Extract the complete data exactly as given.
───── DATA ROWS ─────
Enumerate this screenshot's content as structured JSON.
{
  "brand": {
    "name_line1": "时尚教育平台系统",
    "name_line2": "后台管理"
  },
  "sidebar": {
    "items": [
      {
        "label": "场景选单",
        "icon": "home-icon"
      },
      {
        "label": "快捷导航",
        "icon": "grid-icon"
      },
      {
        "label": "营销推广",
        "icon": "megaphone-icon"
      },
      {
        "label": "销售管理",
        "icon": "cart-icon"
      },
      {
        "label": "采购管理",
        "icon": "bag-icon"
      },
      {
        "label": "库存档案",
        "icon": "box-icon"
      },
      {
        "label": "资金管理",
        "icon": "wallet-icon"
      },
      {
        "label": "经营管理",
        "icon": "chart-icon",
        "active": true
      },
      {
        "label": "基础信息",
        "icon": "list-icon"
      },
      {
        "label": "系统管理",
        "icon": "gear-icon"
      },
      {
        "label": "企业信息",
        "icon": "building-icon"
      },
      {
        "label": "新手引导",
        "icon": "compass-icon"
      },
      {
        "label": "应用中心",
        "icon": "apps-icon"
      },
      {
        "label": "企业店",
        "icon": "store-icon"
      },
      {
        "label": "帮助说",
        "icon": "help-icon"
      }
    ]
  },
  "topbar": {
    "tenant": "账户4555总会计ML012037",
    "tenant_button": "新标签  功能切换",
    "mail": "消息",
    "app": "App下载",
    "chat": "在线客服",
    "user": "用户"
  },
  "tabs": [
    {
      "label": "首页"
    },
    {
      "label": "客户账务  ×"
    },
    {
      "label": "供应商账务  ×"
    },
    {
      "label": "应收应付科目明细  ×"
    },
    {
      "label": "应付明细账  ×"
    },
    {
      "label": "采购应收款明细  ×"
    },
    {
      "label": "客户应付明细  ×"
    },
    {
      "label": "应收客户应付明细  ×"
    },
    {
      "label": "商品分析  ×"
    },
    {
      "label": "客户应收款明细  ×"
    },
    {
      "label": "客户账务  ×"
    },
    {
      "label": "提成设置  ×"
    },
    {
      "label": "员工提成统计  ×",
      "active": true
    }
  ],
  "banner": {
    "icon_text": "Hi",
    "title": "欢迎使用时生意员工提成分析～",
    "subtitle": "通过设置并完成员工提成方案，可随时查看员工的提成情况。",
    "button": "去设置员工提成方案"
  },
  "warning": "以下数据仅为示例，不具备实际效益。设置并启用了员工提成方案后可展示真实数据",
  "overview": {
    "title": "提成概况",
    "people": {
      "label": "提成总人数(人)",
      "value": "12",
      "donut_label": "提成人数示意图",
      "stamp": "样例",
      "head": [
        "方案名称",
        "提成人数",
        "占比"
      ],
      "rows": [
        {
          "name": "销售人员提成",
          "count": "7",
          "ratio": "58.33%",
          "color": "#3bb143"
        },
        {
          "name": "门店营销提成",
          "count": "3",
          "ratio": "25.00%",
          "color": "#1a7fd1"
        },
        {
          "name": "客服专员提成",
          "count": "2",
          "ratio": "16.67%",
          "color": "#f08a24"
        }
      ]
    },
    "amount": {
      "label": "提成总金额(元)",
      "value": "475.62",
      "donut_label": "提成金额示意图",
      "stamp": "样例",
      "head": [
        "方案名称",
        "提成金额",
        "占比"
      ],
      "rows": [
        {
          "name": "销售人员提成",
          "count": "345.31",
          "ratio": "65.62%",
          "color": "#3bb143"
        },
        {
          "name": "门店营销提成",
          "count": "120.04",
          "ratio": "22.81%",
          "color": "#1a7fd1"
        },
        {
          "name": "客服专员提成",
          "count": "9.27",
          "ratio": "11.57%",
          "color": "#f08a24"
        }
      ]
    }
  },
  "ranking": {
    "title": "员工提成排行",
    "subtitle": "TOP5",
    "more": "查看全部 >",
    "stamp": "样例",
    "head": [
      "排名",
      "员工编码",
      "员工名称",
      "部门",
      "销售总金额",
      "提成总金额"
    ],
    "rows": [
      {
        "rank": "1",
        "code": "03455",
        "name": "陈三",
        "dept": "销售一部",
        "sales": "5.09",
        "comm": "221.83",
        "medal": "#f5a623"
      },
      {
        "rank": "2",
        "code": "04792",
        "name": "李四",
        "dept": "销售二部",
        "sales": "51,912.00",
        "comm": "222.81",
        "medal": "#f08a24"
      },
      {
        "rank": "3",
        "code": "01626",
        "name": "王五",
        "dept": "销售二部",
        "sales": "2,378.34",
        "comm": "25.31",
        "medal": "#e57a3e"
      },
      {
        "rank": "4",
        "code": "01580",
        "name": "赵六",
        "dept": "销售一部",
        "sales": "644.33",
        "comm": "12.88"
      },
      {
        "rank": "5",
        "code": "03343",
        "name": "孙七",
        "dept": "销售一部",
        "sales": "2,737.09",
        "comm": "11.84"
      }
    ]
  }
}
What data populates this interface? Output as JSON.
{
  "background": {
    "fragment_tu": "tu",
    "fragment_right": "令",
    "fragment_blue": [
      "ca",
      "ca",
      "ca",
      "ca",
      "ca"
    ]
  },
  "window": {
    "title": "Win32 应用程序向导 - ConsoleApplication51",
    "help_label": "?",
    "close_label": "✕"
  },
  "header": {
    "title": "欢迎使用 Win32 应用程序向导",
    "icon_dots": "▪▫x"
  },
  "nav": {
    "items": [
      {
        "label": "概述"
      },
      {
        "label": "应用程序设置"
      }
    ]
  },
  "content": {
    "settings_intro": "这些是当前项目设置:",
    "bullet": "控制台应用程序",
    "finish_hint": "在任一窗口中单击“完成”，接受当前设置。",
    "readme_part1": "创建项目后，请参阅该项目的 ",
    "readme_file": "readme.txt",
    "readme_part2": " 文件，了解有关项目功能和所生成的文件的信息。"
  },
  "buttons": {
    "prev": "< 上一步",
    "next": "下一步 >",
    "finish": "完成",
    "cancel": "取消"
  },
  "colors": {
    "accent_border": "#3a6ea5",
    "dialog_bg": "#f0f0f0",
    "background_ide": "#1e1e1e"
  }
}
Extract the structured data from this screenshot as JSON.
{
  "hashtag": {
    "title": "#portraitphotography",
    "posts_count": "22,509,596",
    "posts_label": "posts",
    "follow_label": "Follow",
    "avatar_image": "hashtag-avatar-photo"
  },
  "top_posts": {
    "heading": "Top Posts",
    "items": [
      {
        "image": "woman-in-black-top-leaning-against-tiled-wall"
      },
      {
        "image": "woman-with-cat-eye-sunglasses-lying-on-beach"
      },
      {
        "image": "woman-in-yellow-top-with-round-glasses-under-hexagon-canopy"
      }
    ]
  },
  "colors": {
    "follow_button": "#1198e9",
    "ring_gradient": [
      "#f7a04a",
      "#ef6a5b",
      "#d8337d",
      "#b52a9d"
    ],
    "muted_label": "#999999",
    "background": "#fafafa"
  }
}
─────
▶ _IN RESPONSE_:
Enumerate this screenshot's content as structured JSON.
{
  "brand": {
    "name_line1": "时尚教育平台系统",
    "name_line2": "后台管理"
  },
  "sidebar": {
    "items": [
      {
        "label": "场景选单",
        "icon": "home-icon"
      },
      {
        "label": "快捷导航",
        "icon": "grid-icon"
      },
      {
        "label": "营销推广",
        "icon": "megaphone-icon"
      },
      {
        "label": "销售管理",
        "icon": "cart-icon"
      },
      {
        "label": "采购管理",
        "icon": "bag-icon"
      },
      {
        "label": "库存档案",
        "icon": "box-icon"
      },
      {
        "label": "资金管理",
        "icon": "wallet-icon"
      },
      {
        "label": "经营管理",
        "icon": "chart-icon",
        "active": true
      },
      {
        "label": "基础信息",
        "icon": "list-icon"
      },
      {
        "label": "系统管理",
        "icon": "gear-icon"
      },
      {
        "label": "企业信息",
        "icon": "building-icon"
      },
      {
        "label": "新手引导",
        "icon": "compass-icon"
      },
      {
        "label": "应用中心",
        "icon": "apps-icon"
      },
      {
        "label": "企业店",
        "icon": "store-icon"
      },
      {
        "label": "帮助说",
        "icon": "help-icon"
      }
    ]
  },
  "topbar": {
    "tenant": "账户4555总会计ML012037",
    "tenant_button": "新标签  功能切换",
    "mail": "消息",
    "app": "App下载",
    "chat": "在线客服",
    "user": "用户"
  },
  "tabs": [
    {
      "label": "首页"
    },
    {
      "label": "客户账务  ×"
    },
    {
      "label": "供应商账务  ×"
    },
    {
      "label": "应收应付科目明细  ×"
    },
    {
      "label": "应付明细账  ×"
    },
    {
      "label": "采购应收款明细  ×"
    },
    {
      "label": "客户应付明细  ×"
    },
    {
      "label": "应收客户应付明细  ×"
    },
    {
      "label": "商品分析  ×"
    },
    {
      "label": "客户应收款明细  ×"
    },
    {
      "label": "客户账务  ×"
    },
    {
      "label": "提成设置  ×"
    },
    {
      "label": "员工提成统计  ×",
      "active": true
    }
  ],
  "banner": {
    "icon_text": "Hi",
    "title": "欢迎使用时生意员工提成分析～",
    "subtitle": "通过设置并完成员工提成方案，可随时查看员工的提成情况。",
    "button": "去设置员工提成方案"
  },
  "warning": "以下数据仅为示例，不具备实际效益。设置并启用了员工提成方案后可展示真实数据",
  "overview": {
    "title": "提成概况",
    "people": {
      "label": "提成总人数(人)",
      "value": "12",
      "donut_label": "提成人数示意图",
      "stamp": "样例",
      "head": [
        "方案名称",
        "提成人数",
        "占比"
      ],
      "rows": [
        {
          "name": "销售人员提成",
          "count": "7",
          "ratio": "58.33%",
          "color": "#3bb143"
        },
        {
          "name": "门店营销提成",
          "count": "3",
          "ratio": "25.00%",
          "color": "#1a7fd1"
        },
        {
          "name": "客服专员提成",
          "count": "2",
          "ratio": "16.67%",
          "color": "#f08a24"
        }
      ]
    },
    "amount": {
      "label": "提成总金额(元)",
      "value": "475.62",
      "donut_label": "提成金额示意图",
      "stamp": "样例",
      "head": [
        "方案名称",
        "提成金额",
        "占比"
      ],
      "rows": [
        {
          "name": "销售人员提成",
          "count": "345.31",
          "ratio": "65.62%",
          "color": "#3bb143"
        },
        {
          "name": "门店营销提成",
          "count": "120.04",
          "ratio": "22.81%",
          "color": "#1a7fd1"
        },
        {
          "name": "客服专员提成",
          "count": "9.27",
          "ratio": "11.57%",
          "color": "#f08a24"
        }
      ]
    }
  },
  "ranking": {
    "title": "员工提成排行",
    "subtitle": "TOP5",
    "more": "查看全部 >",
    "stamp": "样例",
    "head": [
      "排名",
      "员工编码",
      "员工名称",
      "部门",
      "销售总金额",
      "提成总金额"
    ],
    "rows": [
      {
        "rank": "1",
        "code": "03455",
        "name": "陈三",
        "dept": "销售一部",
        "sales": "5.09",
        "comm": "221.83",
        "medal": "#f5a623"
      },
      {
        "rank": "2",
        "code": "04792",
        "name": "李四",
        "dept": "销售二部",
        "sales": "51,912.00",
        "comm": "222.81",
        "medal": "#f08a24"
      },
      {
        "rank": "3",
        "code": "01626",
        "name": "王五",
        "dept": "销售二部",
        "sales": "2,378.34",
        "comm": "25.31",
        "medal": "#e57a3e"
      },
      {
        "rank": "4",
        "code": "01580",
        "name": "赵六",
        "dept": "销售一部",
        "sales": "644.33",
        "comm": "12.88"
      },
      {
        "rank": "5",
        "code": "03343",
        "name": "孙七",
        "dept": "销售一部",
        "sales": "2,737.09",
        "comm": "11.84"
      }
    ]
  }
}
What data populates this interface? Output as JSON.
{
  "background": {
    "fragment_tu": "tu",
    "fragment_right": "令",
    "fragment_blue": [
      "ca",
      "ca",
      "ca",
      "ca",
      "ca"
    ]
  },
  "window": {
    "title": "Win32 应用程序向导 - ConsoleApplication51",
    "help_label": "?",
    "close_label": "✕"
  },
  "header": {
    "title": "欢迎使用 Win32 应用程序向导",
    "icon_dots": "▪▫x"
  },
  "nav": {
    "items": [
      {
        "label": "概述"
      },
      {
        "label": "应用程序设置"
      }
    ]
  },
  "content": {
    "settings_intro": "这些是当前项目设置:",
    "bullet": "控制台应用程序",
    "finish_hint": "在任一窗口中单击“完成”，接受当前设置。",
    "readme_part1": "创建项目后，请参阅该项目的 ",
    "readme_file": "readme.txt",
    "readme_part2": " 文件，了解有关项目功能和所生成的文件的信息。"
  },
  "buttons": {
    "prev": "< 上一步",
    "next": "下一步 >",
    "finish": "完成",
    "cancel": "取消"
  },
  "colors": {
    "accent_border": "#3a6ea5",
    "dialog_bg": "#f0f0f0",
    "background_ide": "#1e1e1e"
  }
}
Extract the structured data from this screenshot as JSON.
{
  "hashtag": {
    "title": "#portraitphotography",
    "posts_count": "22,509,596",
    "posts_label": "posts",
    "follow_label": "Follow",
    "avatar_image": "hashtag-avatar-photo"
  },
  "top_posts": {
    "heading": "Top Posts",
    "items": [
      {
        "image": "woman-in-black-top-leaning-against-tiled-wall"
      },
      {
        "image": "woman-with-cat-eye-sunglasses-lying-on-beach"
      },
      {
        "image": "woman-in-yellow-top-with-round-glasses-under-hexagon-canopy"
      }
    ]
  },
  "colors": {
    "follow_button": "#1198e9",
    "ring_gradient": [
      "#f7a04a",
      "#ef6a5b",
      "#d8337d",
      "#b52a9d"
    ],
    "muted_label": "#999999",
    "background": "#fafafa"
  }
}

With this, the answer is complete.